**Task description:** Would you quote every entry exactly, dropping only the pictures?

▬▬▬▬▬▬

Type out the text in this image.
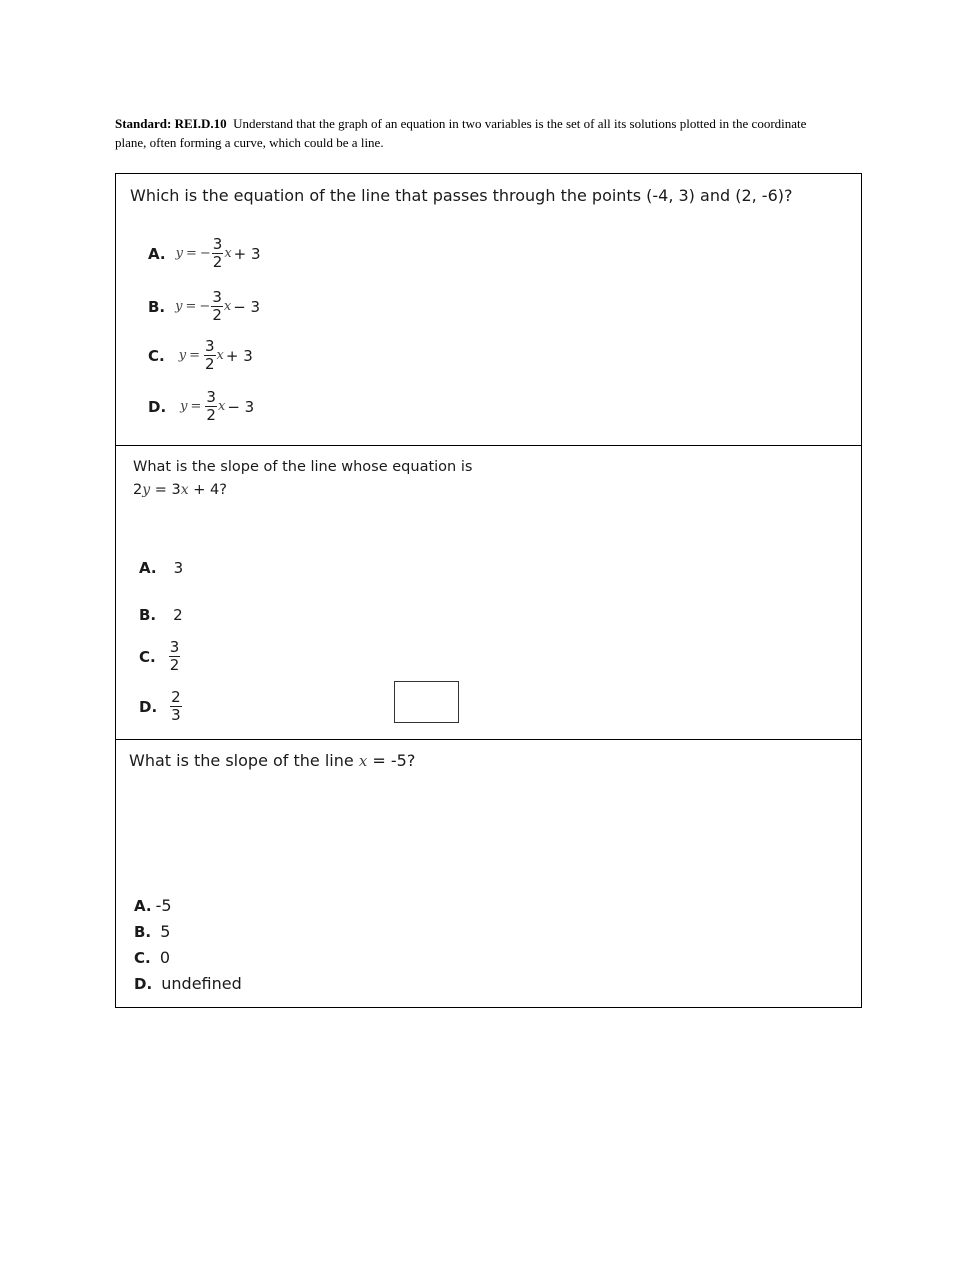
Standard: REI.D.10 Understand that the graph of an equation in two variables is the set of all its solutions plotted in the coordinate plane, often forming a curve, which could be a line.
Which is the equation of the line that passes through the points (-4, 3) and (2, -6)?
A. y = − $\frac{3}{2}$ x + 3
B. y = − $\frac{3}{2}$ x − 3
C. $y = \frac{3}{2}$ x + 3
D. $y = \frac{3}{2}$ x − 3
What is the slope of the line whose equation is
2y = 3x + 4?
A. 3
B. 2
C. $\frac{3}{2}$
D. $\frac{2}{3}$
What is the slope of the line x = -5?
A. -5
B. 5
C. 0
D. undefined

▬▬▬▬▬▬

**Exercise output:**
Type out the text in this image.
Standard: REI.D.10 Understand that the graph of an equation in two variables is the set of all its solutions plotted in the coordinate plane, often forming a curve, which could be a line.
Which is the equation of the line that passes through the points (-4, 3) and (2, -6)?
A. y = − $\frac{3}{2}$ x + 3
B. y = − $\frac{3}{2}$ x − 3
C. $y = \frac{3}{2}$ x + 3
D. $y = \frac{3}{2}$ x − 3
What is the slope of the line whose equation is
2y = 3x + 4?
A. 3
B. 2
C. $\frac{3}{2}$
D. $\frac{2}{3}$
What is the slope of the line x = -5?
A. -5
B. 5
C. 0
D. undefined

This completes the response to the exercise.